▶ [Excerpted passage]
-=-=-

Many see satiation as an inevitable, but temporary, consequence of consumption (Thompson and Spencer 1966). The present research questions this view by showing that satiation is constructed at the time of evaluation and can be substantially reduced by the simple act of recalling other consumption experiences one has had since last consuming the temporarily disliked target stimulus. It seems that consumers construct and recover from satiation based on which past episodes easily come to mind. In many ways, people self-inflict much (but not all) of the satiation that makes their favorites less enjoyable. Furthermore, the temporary nature of this satiation is questionable. In the current studies, people did not seem to “spontaneously” recover that well on their own. For example, in study 1, people still found themselves satiated on a particular song after 21 days had passed. Even so, recovery became spontaneous as soon as they recalled other musical artists they had also heard during that time. This suggests that recovery may not be quite so spontaneous after all.

-=-=-

▶ [Stored records]
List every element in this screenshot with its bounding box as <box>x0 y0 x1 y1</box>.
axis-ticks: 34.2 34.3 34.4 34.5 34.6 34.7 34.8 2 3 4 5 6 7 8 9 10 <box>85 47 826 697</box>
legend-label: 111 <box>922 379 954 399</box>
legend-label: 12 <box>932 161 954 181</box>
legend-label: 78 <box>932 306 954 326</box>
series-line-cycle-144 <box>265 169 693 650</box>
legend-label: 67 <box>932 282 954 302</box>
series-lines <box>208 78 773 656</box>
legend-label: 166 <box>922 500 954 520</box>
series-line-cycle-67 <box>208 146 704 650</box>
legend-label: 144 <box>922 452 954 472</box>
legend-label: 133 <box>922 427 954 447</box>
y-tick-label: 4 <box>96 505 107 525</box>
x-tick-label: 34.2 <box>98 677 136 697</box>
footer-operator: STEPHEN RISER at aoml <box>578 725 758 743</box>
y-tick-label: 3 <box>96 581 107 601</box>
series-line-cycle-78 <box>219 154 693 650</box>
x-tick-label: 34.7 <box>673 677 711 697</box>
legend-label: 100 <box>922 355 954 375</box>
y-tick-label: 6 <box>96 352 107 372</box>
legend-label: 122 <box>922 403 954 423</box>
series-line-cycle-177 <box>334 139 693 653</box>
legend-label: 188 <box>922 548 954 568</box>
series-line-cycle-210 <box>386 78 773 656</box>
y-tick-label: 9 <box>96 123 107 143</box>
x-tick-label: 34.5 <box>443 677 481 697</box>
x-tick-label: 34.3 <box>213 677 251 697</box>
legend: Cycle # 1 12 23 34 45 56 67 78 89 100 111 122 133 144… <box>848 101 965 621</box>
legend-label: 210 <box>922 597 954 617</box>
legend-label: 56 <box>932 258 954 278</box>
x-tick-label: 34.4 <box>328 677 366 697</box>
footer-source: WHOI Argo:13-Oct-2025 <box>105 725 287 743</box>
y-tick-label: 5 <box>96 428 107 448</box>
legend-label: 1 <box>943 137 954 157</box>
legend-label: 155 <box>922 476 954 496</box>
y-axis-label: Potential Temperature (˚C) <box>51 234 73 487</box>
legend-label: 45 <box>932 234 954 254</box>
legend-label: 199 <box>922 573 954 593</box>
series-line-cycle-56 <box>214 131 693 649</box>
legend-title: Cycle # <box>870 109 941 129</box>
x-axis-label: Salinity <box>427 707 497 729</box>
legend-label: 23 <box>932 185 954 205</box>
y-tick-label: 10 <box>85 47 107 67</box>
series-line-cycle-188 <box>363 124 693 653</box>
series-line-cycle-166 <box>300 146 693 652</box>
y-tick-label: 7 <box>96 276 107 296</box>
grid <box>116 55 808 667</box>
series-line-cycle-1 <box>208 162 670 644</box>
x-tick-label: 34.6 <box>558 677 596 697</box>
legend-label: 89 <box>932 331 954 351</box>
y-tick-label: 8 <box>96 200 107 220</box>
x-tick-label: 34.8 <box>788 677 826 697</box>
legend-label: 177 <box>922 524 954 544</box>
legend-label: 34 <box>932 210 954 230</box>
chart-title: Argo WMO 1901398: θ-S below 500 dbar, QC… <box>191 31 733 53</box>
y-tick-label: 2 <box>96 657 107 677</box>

-=-=-

▶ [Task prompt]
Continue the passage on satiation and the recall of past consumption from where it stops.

▶ [Written response]
Three empirical studies support this notion of recovery from satiation being constructed in the moment. The results were quite consistent across the studies: reminding people of the variety of consumption experiences they had in the past accelerated recovery. We find this effect whether the domain is primarily physiological (food) or primarily nonphysiological (spending time with a friend and listening to a song). We also demonstrate two boundary conditions: the items recalled must have been consumed in the past, and they must be related to the satiated item. Additionally, we demonstrate that recovery does not occur for an entire category of stimuli but, rather, only for the satiated item. In sum, our results are consistent with the notion that people construct satiation, at least in part, based on the past episodes they recall.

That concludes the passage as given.